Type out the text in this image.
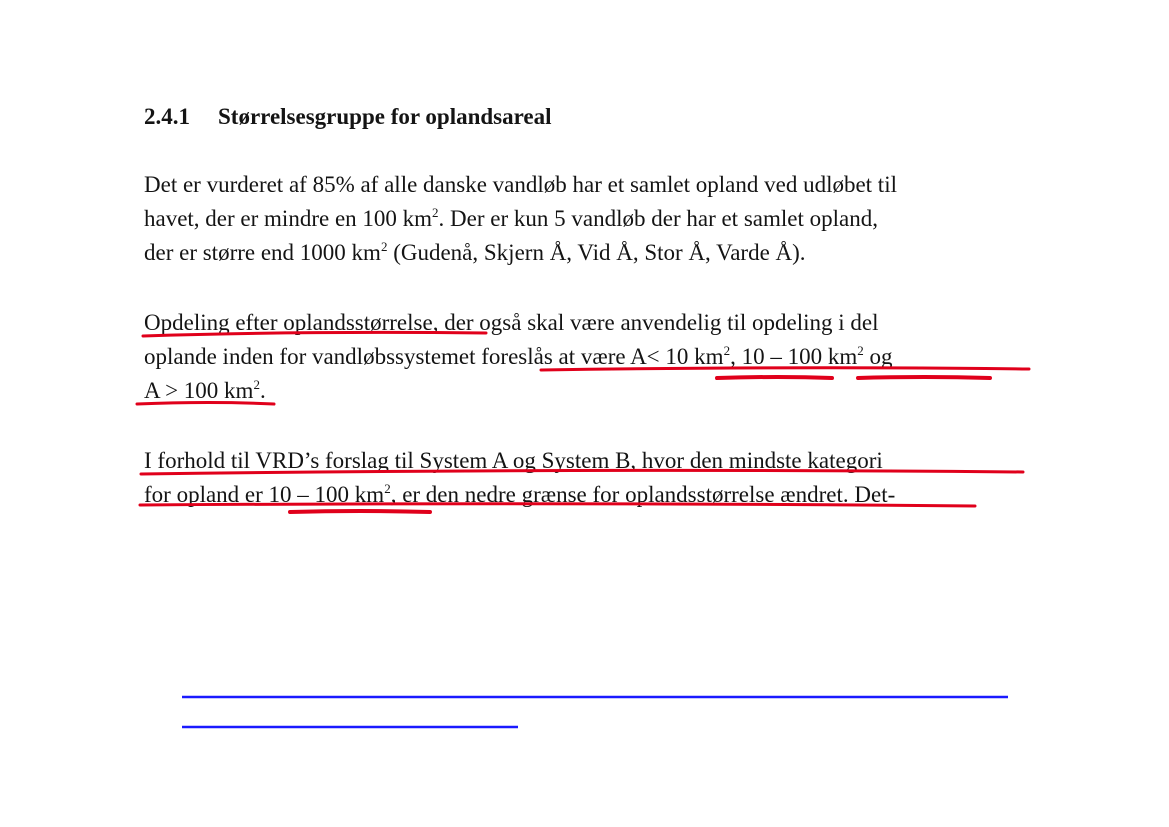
2.4.1 Størrelsesgruppe for oplandsareal

Det er vurderet af 85% af alle danske vandløb har et samlet opland ved udløbet til

havet, der er mindre en 100 $km^2$. Der er kun 5 vandløb der har et samlet opland,

der er større end 1000 $km^2$ (Gudenå, Skjern Å, Vid Å, Stor Å, Varde Å).

Opdeling efter oplandsstørrelse, der også skal være anvendelig til opdeling i del

oplande inden for vandløbssystemet foreslås at være A< 10 $km^2$, 10 – 100 $km^2$ og

A > 100 $km^2$.

I forhold til VRD’s forslag til System A og System B, hvor den mindste kategori

for opland er 10 – 100 $km^2$, er den nedre grænse for oplandsstørrelse ændret. Det-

· · · · ·

» Task instructions
Reply with one number only: how many lines of the listing hold "være"?

» Output for this exercise
2